%%
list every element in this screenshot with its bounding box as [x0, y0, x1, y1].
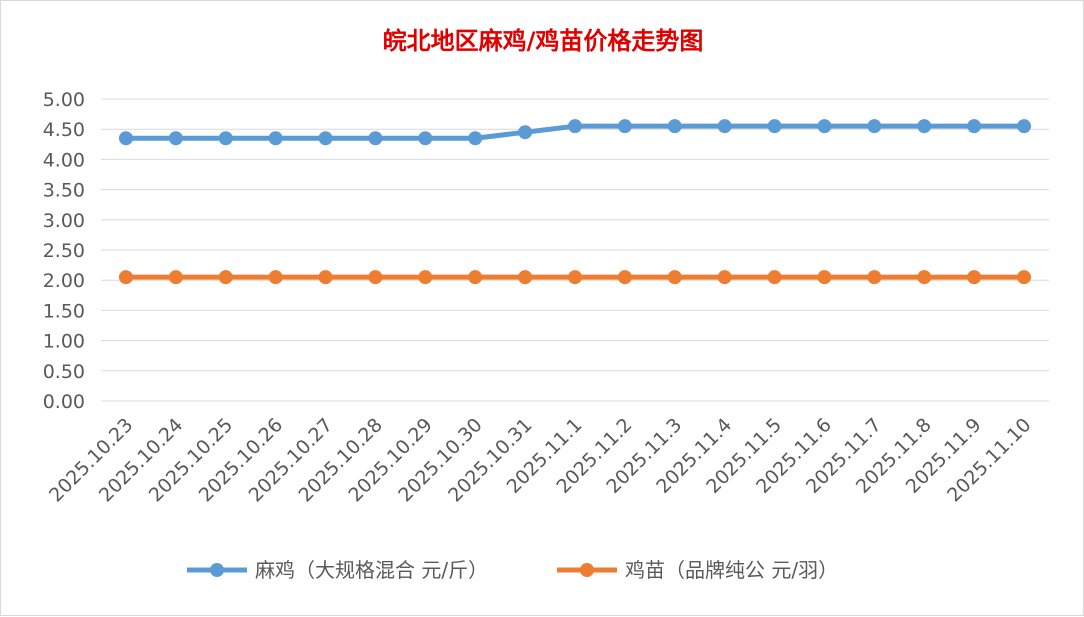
- data-point[interactable]: [667, 119, 682, 134]
- legend[interactable]: 麻鸡（大规格混合 元/斤） 鸡苗（品牌纯公 元/羽）: [187, 558, 838, 582]
- data-point[interactable]: [218, 270, 233, 285]
- data-point[interactable]: [917, 270, 932, 285]
- data-point[interactable]: [418, 131, 433, 146]
- data-point[interactable]: [568, 270, 582, 285]
- data-point[interactable]: [368, 131, 383, 146]
- legend-label: 鸡苗（品牌纯公 元/羽）: [625, 558, 838, 582]
- chart-title: 皖北地区麻鸡/鸡苗价格走势图: [383, 27, 704, 55]
- y-tick-label: 4.50: [43, 119, 85, 141]
- legend-label: 麻鸡（大规格混合 元/斤）: [255, 558, 488, 582]
- data-point[interactable]: [1017, 270, 1032, 285]
- data-point[interactable]: [1017, 119, 1032, 134]
- data-point[interactable]: [867, 270, 882, 285]
- data-point[interactable]: [817, 270, 832, 285]
- data-point[interactable]: [418, 270, 433, 285]
- data-point[interactable]: [617, 119, 632, 134]
- data-point[interactable]: [118, 270, 133, 285]
- y-tick-label: 3.50: [43, 180, 85, 202]
- y-tick-label: 0.50: [43, 361, 85, 383]
- series-0: [118, 119, 1032, 146]
- y-axis-ticks: 0.00 0.50 1.00 1.50 2.00 2.50 3.00 3.50 4.00 4.50…: [43, 89, 85, 413]
- data-point[interactable]: [268, 131, 283, 146]
- data-point[interactable]: [168, 131, 183, 146]
- y-tick-label: 1.50: [43, 300, 85, 322]
- data-point[interactable]: [967, 270, 982, 285]
- y-tick-label: 4.00: [43, 149, 85, 171]
- grid-lines: [101, 98, 1049, 402]
- data-point[interactable]: [967, 119, 982, 134]
- data-point[interactable]: [767, 119, 782, 134]
- data-point[interactable]: [568, 119, 582, 134]
- y-tick-label: 1.00: [43, 331, 85, 353]
- legend-swatch-marker: [580, 563, 594, 577]
- data-point[interactable]: [817, 119, 832, 134]
- series-group: [118, 119, 1032, 285]
- y-tick-label: 2.00: [43, 270, 85, 292]
- legend-item-0[interactable]: 麻鸡（大规格混合 元/斤）: [187, 558, 488, 582]
- data-point[interactable]: [767, 270, 782, 285]
- data-point[interactable]: [518, 270, 533, 285]
- data-point[interactable]: [118, 131, 133, 146]
- data-point[interactable]: [468, 131, 483, 146]
- data-point[interactable]: [468, 270, 483, 285]
- data-point[interactable]: [717, 270, 732, 285]
- data-point[interactable]: [168, 270, 183, 285]
- data-point[interactable]: [667, 270, 682, 285]
- data-point[interactable]: [368, 270, 383, 285]
- y-tick-label: 0.00: [43, 391, 85, 413]
- data-point[interactable]: [917, 119, 932, 134]
- data-point[interactable]: [268, 270, 283, 285]
- y-tick-label: 3.00: [43, 210, 85, 232]
- legend-swatch-marker: [210, 563, 224, 577]
- data-point[interactable]: [318, 270, 333, 285]
- data-point[interactable]: [318, 131, 333, 146]
- legend-item-1[interactable]: 鸡苗（品牌纯公 元/羽）: [557, 558, 838, 582]
- series-1: [118, 270, 1032, 285]
- y-tick-label: 5.00: [43, 89, 85, 111]
- data-point[interactable]: [867, 119, 882, 134]
- data-point[interactable]: [717, 119, 732, 134]
- y-tick-label: 2.50: [43, 240, 85, 262]
- data-point[interactable]: [617, 270, 632, 285]
- data-point[interactable]: [518, 125, 533, 140]
- x-axis-ticks: 2025.10.232025.10.242025.10.252025.10.26…: [45, 414, 1036, 506]
- data-point[interactable]: [218, 131, 233, 146]
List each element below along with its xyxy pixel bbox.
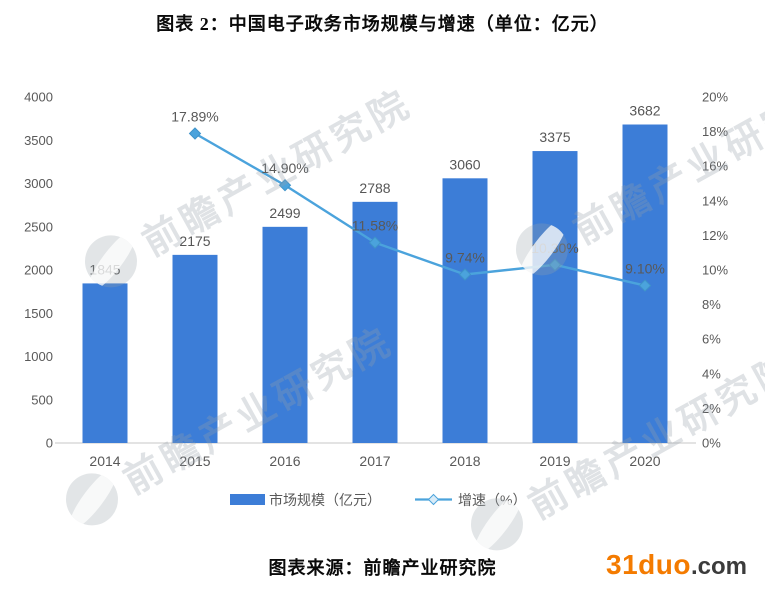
%%
Aim =>
Can you retype all the rows above line for line, without any changes and without the pictures?

Finished task =>
list every element in this screenshot with its bounding box as [x0, y0, x1, y1].
- data-point[interactable]: [667, 119, 682, 134]
- legend[interactable]: 麻鸡（大规格混合 元/斤） 鸡苗（品牌纯公 元/羽）: [187, 558, 838, 582]
- data-point[interactable]: [218, 270, 233, 285]
- data-point[interactable]: [917, 270, 932, 285]
- data-point[interactable]: [418, 131, 433, 146]
- data-point[interactable]: [568, 270, 582, 285]
- data-point[interactable]: [368, 131, 383, 146]
- legend-label: 鸡苗（品牌纯公 元/羽）: [625, 558, 838, 582]
- chart-title: 皖北地区麻鸡/鸡苗价格走势图: [383, 27, 704, 55]
- y-tick-label: 4.50: [43, 119, 85, 141]
- legend-label: 麻鸡（大规格混合 元/斤）: [255, 558, 488, 582]
- data-point[interactable]: [1017, 270, 1032, 285]
- data-point[interactable]: [1017, 119, 1032, 134]
- data-point[interactable]: [867, 270, 882, 285]
- data-point[interactable]: [817, 270, 832, 285]
- data-point[interactable]: [418, 270, 433, 285]
- data-point[interactable]: [617, 119, 632, 134]
- data-point[interactable]: [118, 270, 133, 285]
- y-tick-label: 3.50: [43, 180, 85, 202]
- y-tick-label: 0.50: [43, 361, 85, 383]
- series-0: [118, 119, 1032, 146]
- y-axis-ticks: 0.00 0.50 1.00 1.50 2.00 2.50 3.00 3.50 4.00 4.50…: [43, 89, 85, 413]
- data-point[interactable]: [268, 131, 283, 146]
- data-point[interactable]: [168, 131, 183, 146]
- y-tick-label: 1.50: [43, 300, 85, 322]
- data-point[interactable]: [967, 270, 982, 285]
- y-tick-label: 4.00: [43, 149, 85, 171]
- grid-lines: [101, 98, 1049, 402]
- data-point[interactable]: [967, 119, 982, 134]
- data-point[interactable]: [767, 119, 782, 134]
- data-point[interactable]: [568, 119, 582, 134]
- y-tick-label: 1.00: [43, 331, 85, 353]
- legend-swatch-marker: [580, 563, 594, 577]
- data-point[interactable]: [817, 119, 832, 134]
- series-group: [118, 119, 1032, 285]
- y-tick-label: 2.00: [43, 270, 85, 292]
- legend-item-0[interactable]: 麻鸡（大规格混合 元/斤）: [187, 558, 488, 582]
- data-point[interactable]: [767, 270, 782, 285]
- data-point[interactable]: [518, 270, 533, 285]
- data-point[interactable]: [118, 131, 133, 146]
- data-point[interactable]: [468, 131, 483, 146]
- data-point[interactable]: [468, 270, 483, 285]
- data-point[interactable]: [717, 270, 732, 285]
- data-point[interactable]: [168, 270, 183, 285]
- data-point[interactable]: [667, 270, 682, 285]
- data-point[interactable]: [368, 270, 383, 285]
- y-tick-label: 0.00: [43, 391, 85, 413]
- data-point[interactable]: [917, 119, 932, 134]
- data-point[interactable]: [268, 270, 283, 285]
- y-tick-label: 3.00: [43, 210, 85, 232]
- legend-swatch-marker: [210, 563, 224, 577]
- data-point[interactable]: [318, 270, 333, 285]
- data-point[interactable]: [318, 131, 333, 146]
- legend-item-1[interactable]: 鸡苗（品牌纯公 元/羽）: [557, 558, 838, 582]
- series-1: [118, 270, 1032, 285]
- y-tick-label: 5.00: [43, 89, 85, 111]
- data-point[interactable]: [867, 119, 882, 134]
- data-point[interactable]: [717, 119, 732, 134]
- y-tick-label: 2.50: [43, 240, 85, 262]
- data-point[interactable]: [617, 270, 632, 285]
- data-point[interactable]: [518, 125, 533, 140]
- x-axis-ticks: 2025.10.232025.10.242025.10.252025.10.26…: [45, 414, 1036, 506]
- data-point[interactable]: [218, 131, 233, 146]
List each element below along with its xyxy pixel bbox.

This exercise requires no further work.